### Problem statement
Copy each line of the data below exactly, leaving out pictures.

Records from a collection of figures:
* BEGIN *

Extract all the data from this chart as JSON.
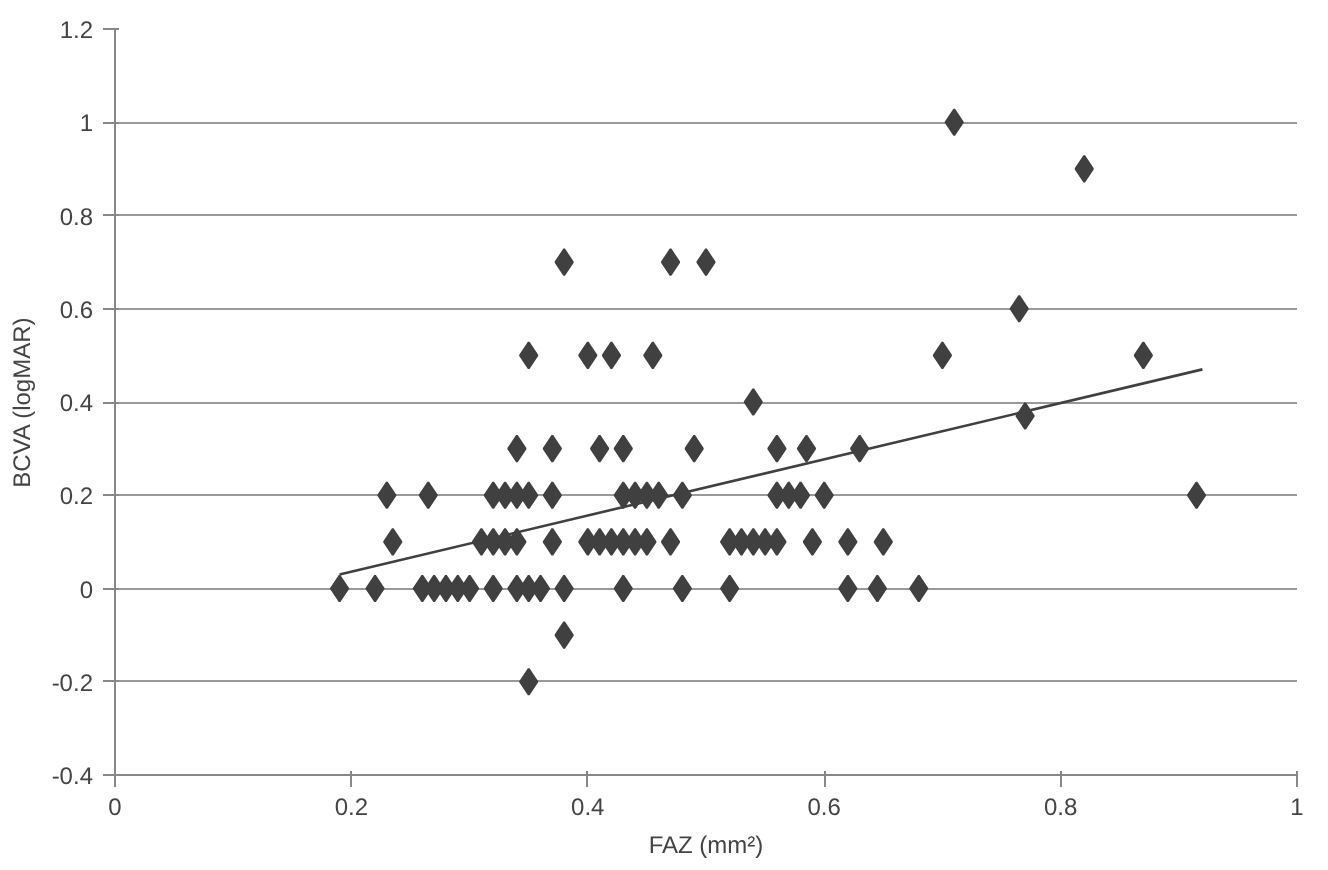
{
  "chart_data": {
    "type": "scatter",
    "xlabel": "FAZ (mm²)",
    "ylabel": "BCVA (logMAR)",
    "xlim": [
      0,
      1
    ],
    "xticks": [
      0,
      0.2,
      0.4,
      0.6,
      0.8,
      1
    ],
    "ylim": [
      -0.4,
      1.2
    ],
    "yticks": [
      -0.4,
      -0.2,
      0,
      0.2,
      0.4,
      0.6,
      0.8,
      1,
      1.2
    ],
    "grid": "y",
    "marker": "diamond",
    "series": [
      {
        "color": "#404040",
        "x": [
          0.19,
          0.22,
          0.26,
          0.27,
          0.28,
          0.29,
          0.3,
          0.32,
          0.34,
          0.35,
          0.36,
          0.38,
          0.43,
          0.48,
          0.52,
          0.62,
          0.645,
          0.68,
          0.235,
          0.31,
          0.32,
          0.33,
          0.34,
          0.37,
          0.4,
          0.41,
          0.42,
          0.43,
          0.44,
          0.45,
          0.47,
          0.52,
          0.53,
          0.54,
          0.55,
          0.56,
          0.59,
          0.62,
          0.65,
          0.23,
          0.265,
          0.32,
          0.33,
          0.34,
          0.35,
          0.37,
          0.43,
          0.44,
          0.45,
          0.46,
          0.48,
          0.56,
          0.57,
          0.58,
          0.6,
          0.34,
          0.37,
          0.41,
          0.43,
          0.49,
          0.56,
          0.585,
          0.63,
          0.54,
          0.35,
          0.4,
          0.42,
          0.455,
          0.7,
          0.38,
          0.47,
          0.5,
          0.38,
          0.35,
          0.71,
          0.82,
          0.765,
          0.87,
          0.77,
          0.915
        ],
        "values": [
          0,
          0,
          0,
          0,
          0,
          0,
          0,
          0,
          0,
          0,
          0,
          0,
          0,
          0,
          0,
          0,
          0,
          0,
          0.1,
          0.1,
          0.1,
          0.1,
          0.1,
          0.1,
          0.1,
          0.1,
          0.1,
          0.1,
          0.1,
          0.1,
          0.1,
          0.1,
          0.1,
          0.1,
          0.1,
          0.1,
          0.1,
          0.1,
          0.1,
          0.2,
          0.2,
          0.2,
          0.2,
          0.2,
          0.2,
          0.2,
          0.2,
          0.2,
          0.2,
          0.2,
          0.2,
          0.2,
          0.2,
          0.2,
          0.2,
          0.3,
          0.3,
          0.3,
          0.3,
          0.3,
          0.3,
          0.3,
          0.3,
          0.4,
          0.5,
          0.5,
          0.5,
          0.5,
          0.5,
          0.7,
          0.7,
          0.7,
          -0.1,
          -0.2,
          1,
          0.9,
          0.6,
          0.5,
          0.37,
          0.2
        ]
      },
      {
        "type": "line",
        "color": "#404040",
        "marker": "none",
        "x": [
          0.19,
          0.92
        ],
        "values": [
          0.03,
          0.47
        ]
      }
    ]
  }
}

* END *

### Complete response
Extract all the data from this chart as JSON.
{
  "chart_data": {
    "type": "scatter",
    "xlabel": "FAZ (mm²)",
    "ylabel": "BCVA (logMAR)",
    "xlim": [
      0,
      1
    ],
    "xticks": [
      0,
      0.2,
      0.4,
      0.6,
      0.8,
      1
    ],
    "ylim": [
      -0.4,
      1.2
    ],
    "yticks": [
      -0.4,
      -0.2,
      0,
      0.2,
      0.4,
      0.6,
      0.8,
      1,
      1.2
    ],
    "grid": "y",
    "marker": "diamond",
    "series": [
      {
        "color": "#404040",
        "x": [
          0.19,
          0.22,
          0.26,
          0.27,
          0.28,
          0.29,
          0.3,
          0.32,
          0.34,
          0.35,
          0.36,
          0.38,
          0.43,
          0.48,
          0.52,
          0.62,
          0.645,
          0.68,
          0.235,
          0.31,
          0.32,
          0.33,
          0.34,
          0.37,
          0.4,
          0.41,
          0.42,
          0.43,
          0.44,
          0.45,
          0.47,
          0.52,
          0.53,
          0.54,
          0.55,
          0.56,
          0.59,
          0.62,
          0.65,
          0.23,
          0.265,
          0.32,
          0.33,
          0.34,
          0.35,
          0.37,
          0.43,
          0.44,
          0.45,
          0.46,
          0.48,
          0.56,
          0.57,
          0.58,
          0.6,
          0.34,
          0.37,
          0.41,
          0.43,
          0.49,
          0.56,
          0.585,
          0.63,
          0.54,
          0.35,
          0.4,
          0.42,
          0.455,
          0.7,
          0.38,
          0.47,
          0.5,
          0.38,
          0.35,
          0.71,
          0.82,
          0.765,
          0.87,
          0.77,
          0.915
        ],
        "values": [
          0,
          0,
          0,
          0,
          0,
          0,
          0,
          0,
          0,
          0,
          0,
          0,
          0,
          0,
          0,
          0,
          0,
          0,
          0.1,
          0.1,
          0.1,
          0.1,
          0.1,
          0.1,
          0.1,
          0.1,
          0.1,
          0.1,
          0.1,
          0.1,
          0.1,
          0.1,
          0.1,
          0.1,
          0.1,
          0.1,
          0.1,
          0.1,
          0.1,
          0.2,
          0.2,
          0.2,
          0.2,
          0.2,
          0.2,
          0.2,
          0.2,
          0.2,
          0.2,
          0.2,
          0.2,
          0.2,
          0.2,
          0.2,
          0.2,
          0.3,
          0.3,
          0.3,
          0.3,
          0.3,
          0.3,
          0.3,
          0.3,
          0.4,
          0.5,
          0.5,
          0.5,
          0.5,
          0.5,
          0.7,
          0.7,
          0.7,
          -0.1,
          -0.2,
          1,
          0.9,
          0.6,
          0.5,
          0.37,
          0.2
        ]
      },
      {
        "type": "line",
        "color": "#404040",
        "marker": "none",
        "x": [
          0.19,
          0.92
        ],
        "values": [
          0.03,
          0.47
        ]
      }
    ]
  }
}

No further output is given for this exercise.